_Task directions_
From the listing below, extract every line in which the word "should" appears.

_Data for the task_
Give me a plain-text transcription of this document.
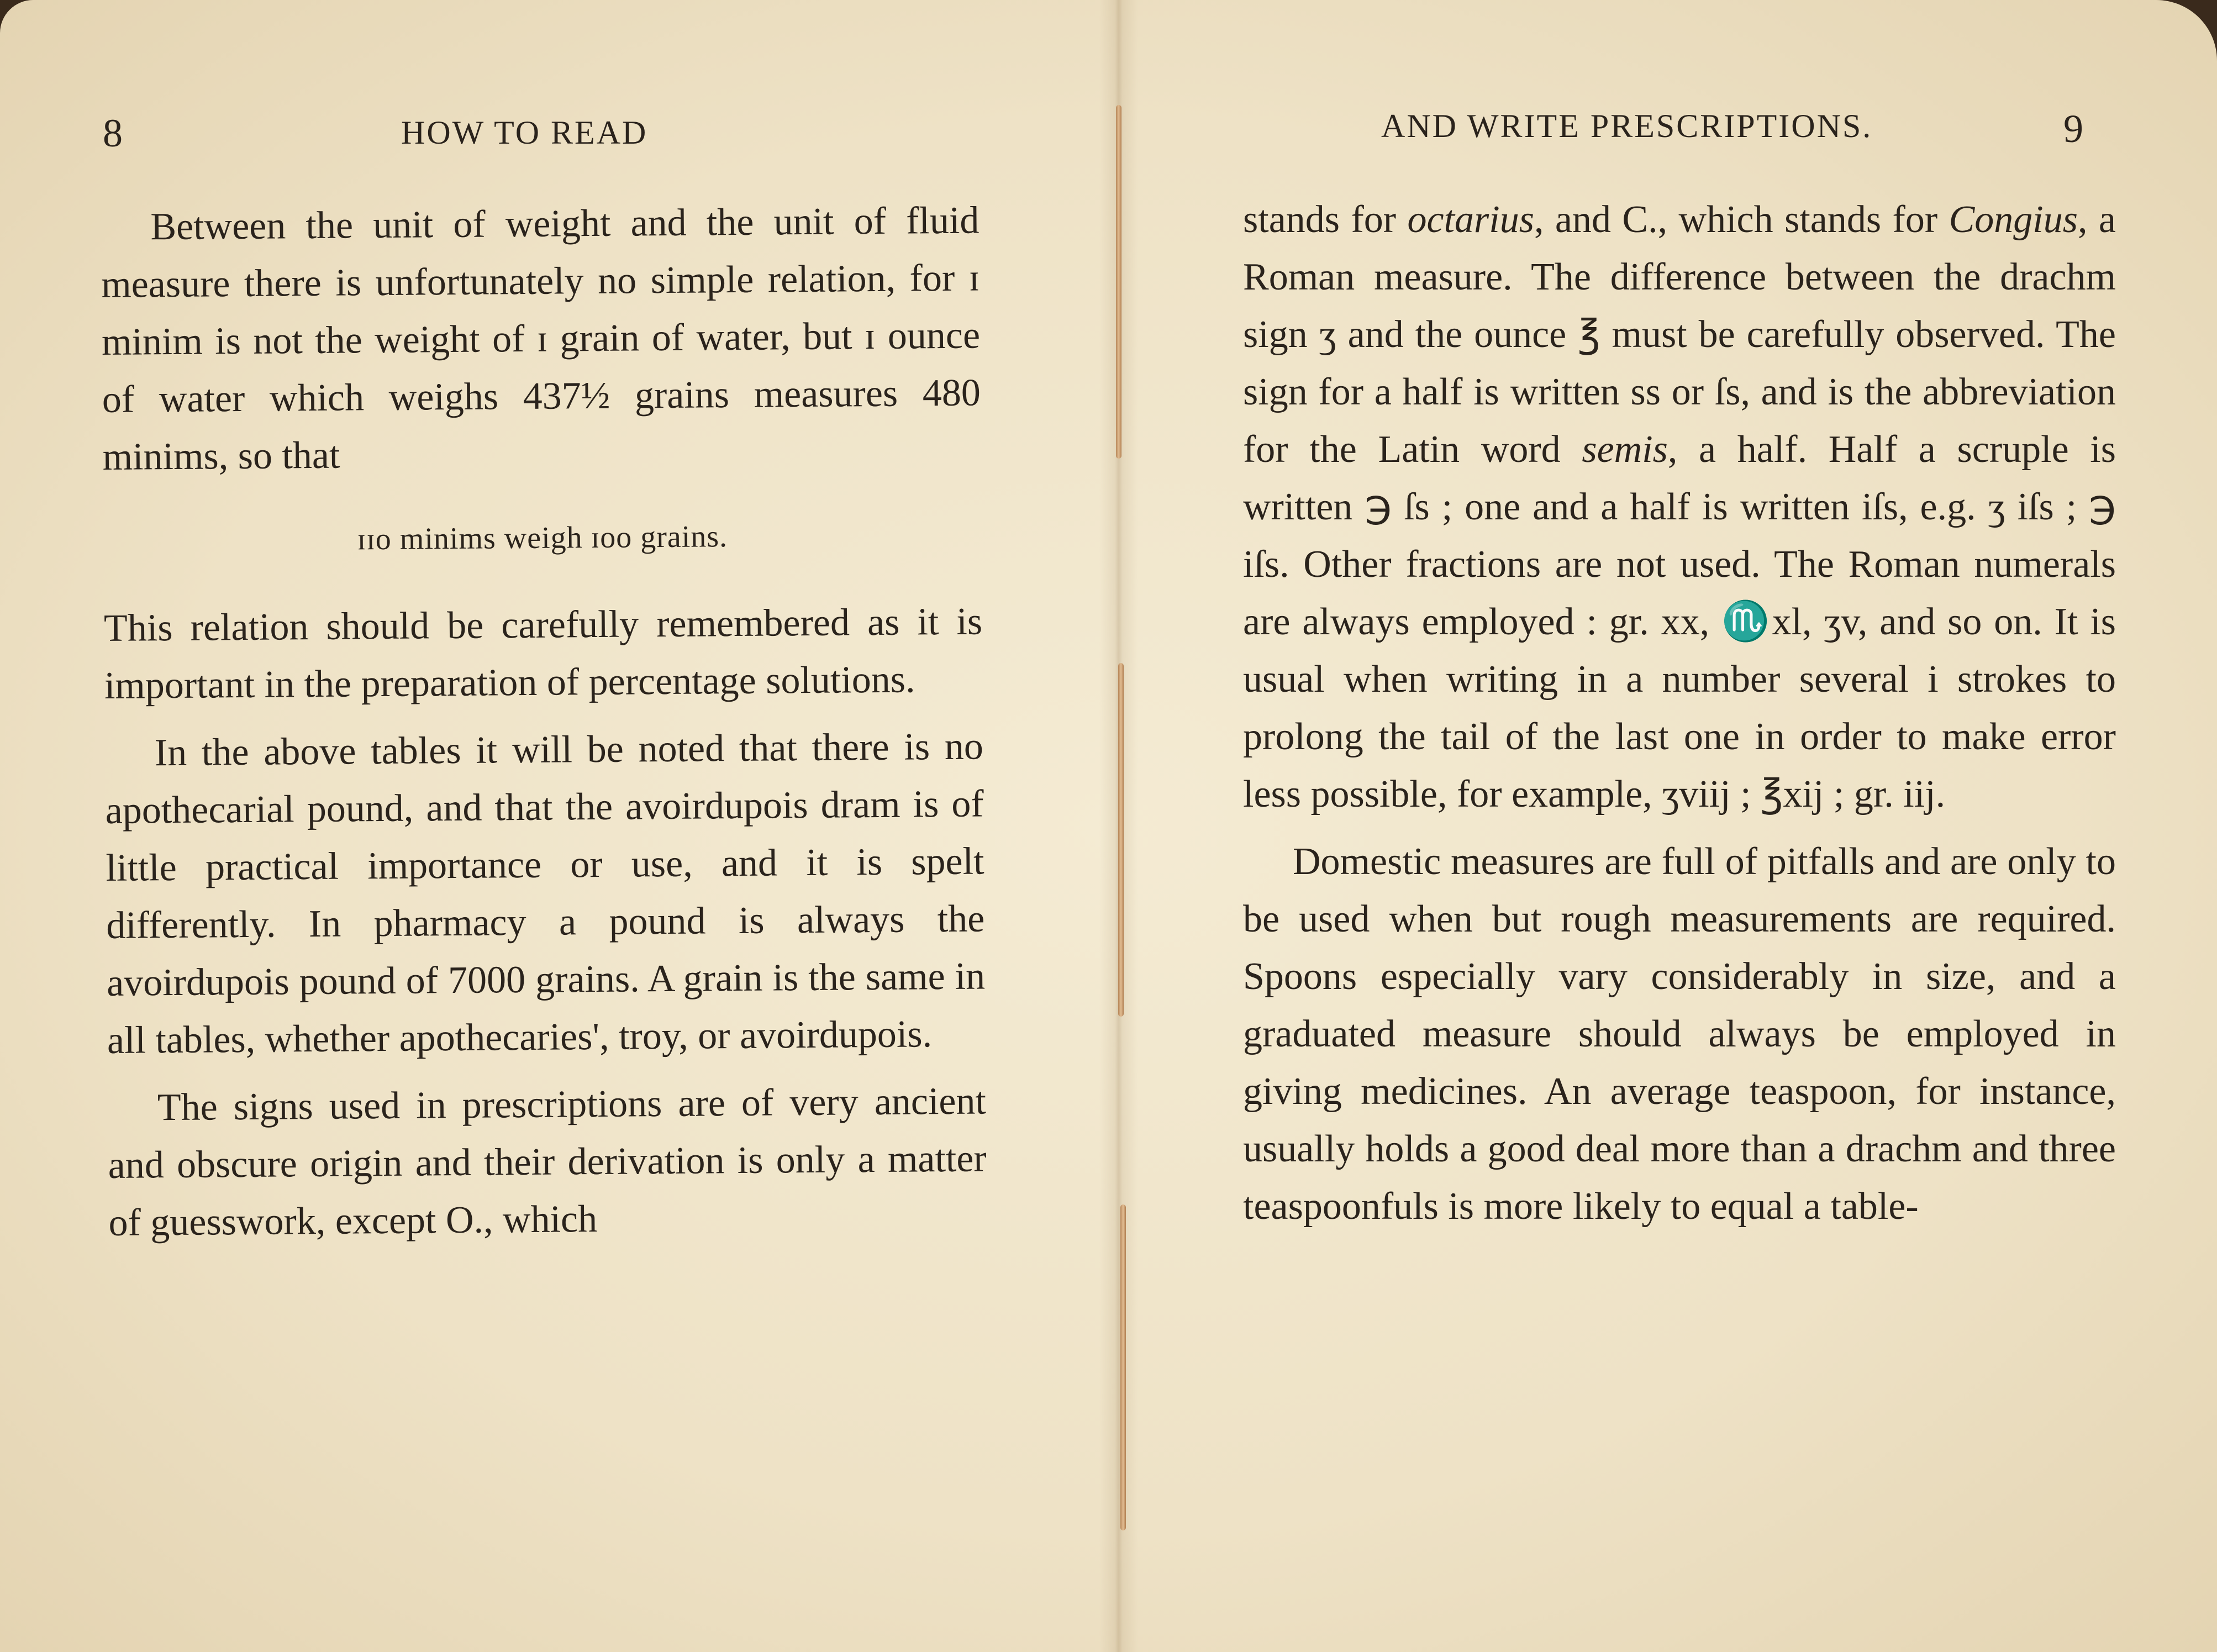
8	HOW TO READ

Between the unit of weight and the unit of fluid measure there is unfortunately no simple relation, for ɪ minim is not the weight of ɪ grain of water, but ɪ ounce of water which weighs 437½ grains measures 480 minims, so that

ɪɪo minims weigh ɪoo grains.

This relation should be carefully remembered as it is important in the preparation of percentage solutions.

In the above tables it will be noted that there is no apothecarial pound, and that the avoirdupois dram is of little practical importance or use, and it is spelt differently. In pharmacy a pound is always the avoirdupois pound of 7000 grains. A grain is the same in all tables, whether apothecaries', troy, or avoirdupois.

The signs used in prescriptions are of very ancient and obscure origin and their derivation is only a matter of guesswork, except O., which

AND WRITE PRESCRIPTIONS.	9

stands for octarius, and C., which stands for Congius, a Roman measure. The difference between the drachm sign ʒ and the ounce ℥ must be carefully observed. The sign for a half is written ss or ſs, and is the abbreviation for the Latin word semis, a half. Half a scruple is written ℈ ſs ; one and a half is written iſs, e.g. ʒ iſs ; ℈ iſs. Other fractions are not used. The Roman numerals are always employed : gr. xx, ♏xl, ʒv, and so on. It is usual when writing in a number several i strokes to prolong the tail of the last one in order to make error less possible, for example, ʒviij ; ℥xij ; gr. iij.

Domestic measures are full of pitfalls and are only to be used when but rough measurements are required. Spoons especially vary considerably in size, and a graduated measure should always be employed in giving medicines. An average teaspoon, for instance, usually holds a good deal more than a drachm and three teaspoonfuls is more likely to equal a table-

_Task answer_
This relation should be carefully remembered as it is important in the preparation of percentage solutions.
Domestic measures are full of pitfalls and are only to be used when but rough measurements are required. Spoons especially vary considerably in size, and a graduated measure should always be employed in giving medicines. An average teaspoon, for instance, usually holds a good deal more than a drachm and three teaspoonfuls is more likely to equal a table-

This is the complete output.